(Records for the exercise)
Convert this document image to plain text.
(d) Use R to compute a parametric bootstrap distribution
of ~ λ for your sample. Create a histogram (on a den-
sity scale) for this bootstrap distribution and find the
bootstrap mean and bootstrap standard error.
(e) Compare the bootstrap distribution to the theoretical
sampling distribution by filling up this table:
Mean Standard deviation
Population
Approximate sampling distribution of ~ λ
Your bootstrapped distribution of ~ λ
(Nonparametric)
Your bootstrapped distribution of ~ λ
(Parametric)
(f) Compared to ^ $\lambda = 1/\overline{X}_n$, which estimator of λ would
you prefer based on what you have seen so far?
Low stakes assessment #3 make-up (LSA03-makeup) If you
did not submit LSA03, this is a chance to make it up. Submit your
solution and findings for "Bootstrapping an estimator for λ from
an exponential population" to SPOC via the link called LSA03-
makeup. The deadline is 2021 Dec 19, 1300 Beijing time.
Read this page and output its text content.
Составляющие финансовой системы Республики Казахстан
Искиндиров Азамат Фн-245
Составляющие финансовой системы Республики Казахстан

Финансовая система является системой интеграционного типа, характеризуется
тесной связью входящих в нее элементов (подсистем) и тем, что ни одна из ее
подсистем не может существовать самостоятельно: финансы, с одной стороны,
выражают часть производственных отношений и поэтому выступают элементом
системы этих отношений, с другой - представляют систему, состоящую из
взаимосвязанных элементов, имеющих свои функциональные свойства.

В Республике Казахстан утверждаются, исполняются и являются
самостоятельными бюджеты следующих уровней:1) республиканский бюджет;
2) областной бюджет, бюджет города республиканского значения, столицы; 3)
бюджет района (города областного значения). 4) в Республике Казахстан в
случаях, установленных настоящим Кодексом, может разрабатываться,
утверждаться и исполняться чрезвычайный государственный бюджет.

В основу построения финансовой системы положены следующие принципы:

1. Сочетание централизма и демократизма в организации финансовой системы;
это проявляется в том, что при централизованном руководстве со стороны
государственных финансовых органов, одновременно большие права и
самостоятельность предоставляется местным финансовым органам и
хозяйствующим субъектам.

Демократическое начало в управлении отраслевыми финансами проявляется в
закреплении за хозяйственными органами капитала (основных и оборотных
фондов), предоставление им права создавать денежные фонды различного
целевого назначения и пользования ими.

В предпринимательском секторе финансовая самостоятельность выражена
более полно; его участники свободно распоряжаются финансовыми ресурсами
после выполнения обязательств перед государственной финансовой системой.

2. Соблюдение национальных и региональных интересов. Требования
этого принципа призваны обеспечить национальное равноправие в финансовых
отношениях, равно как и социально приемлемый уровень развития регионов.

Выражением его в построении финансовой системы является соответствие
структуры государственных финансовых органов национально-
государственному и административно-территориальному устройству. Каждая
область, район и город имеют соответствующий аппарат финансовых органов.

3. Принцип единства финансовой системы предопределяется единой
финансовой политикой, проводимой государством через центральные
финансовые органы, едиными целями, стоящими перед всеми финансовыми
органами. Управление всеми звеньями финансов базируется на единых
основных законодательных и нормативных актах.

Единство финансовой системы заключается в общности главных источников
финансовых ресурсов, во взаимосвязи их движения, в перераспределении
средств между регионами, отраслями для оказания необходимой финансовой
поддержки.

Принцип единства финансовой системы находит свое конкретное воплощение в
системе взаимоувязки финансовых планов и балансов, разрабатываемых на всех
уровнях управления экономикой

(Set problem)
Where a line holds "всеми", copy that line.

(Answer for this exercise)
финансовые органы, едиными целями, стоящими перед всеми финансовыми
органами. Управление всеми звеньями финансов базируется на единых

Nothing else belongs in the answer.